YOUR INSTRUCTIONS - Reproduce the complete listing without any deviation.

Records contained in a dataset
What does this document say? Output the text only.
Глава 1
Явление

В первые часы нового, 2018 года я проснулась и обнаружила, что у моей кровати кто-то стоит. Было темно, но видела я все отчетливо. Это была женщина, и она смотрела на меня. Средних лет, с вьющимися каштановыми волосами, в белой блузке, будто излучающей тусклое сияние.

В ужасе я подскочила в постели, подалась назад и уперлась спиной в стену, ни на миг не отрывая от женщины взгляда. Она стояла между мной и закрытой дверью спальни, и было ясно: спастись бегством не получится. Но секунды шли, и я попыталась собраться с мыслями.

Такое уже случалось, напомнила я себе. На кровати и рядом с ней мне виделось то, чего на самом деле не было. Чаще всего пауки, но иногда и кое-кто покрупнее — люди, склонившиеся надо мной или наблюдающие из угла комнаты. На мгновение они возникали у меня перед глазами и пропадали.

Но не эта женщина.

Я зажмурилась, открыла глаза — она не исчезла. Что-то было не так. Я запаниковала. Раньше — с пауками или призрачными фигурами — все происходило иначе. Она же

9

IN RESPONSE -
What does this document say? Output the text only.
Глава 1
Явление

В первые часы нового, 2018 года я проснулась и обнаружила, что у моей кровати кто-то стоит. Было темно, но видела я все отчетливо. Это была женщина, и она смотрела на меня. Средних лет, с вьющимися каштановыми волосами, в белой блузке, будто излучающей тусклое сияние.

В ужасе я подскочила в постели, подалась назад и уперлась спиной в стену, ни на миг не отрывая от женщины взгляда. Она стояла между мной и закрытой дверью спальни, и было ясно: спастись бегством не получится. Но секунды шли, и я попыталась собраться с мыслями.

Такое уже случалось, напомнила я себе. На кровати и рядом с ней мне виделось то, чего на самом деле не было. Чаще всего пауки, но иногда и кое-кто покрупнее — люди, склонившиеся надо мной или наблюдающие из угла комнаты. На мгновение они возникали у меня перед глазами и пропадали.

Но не эта женщина.

Я зажмурилась, открыла глаза — она не исчезла. Что-то было не так. Я запаниковала. Раньше — с пауками или призрачными фигурами — все происходило иначе. Она же

9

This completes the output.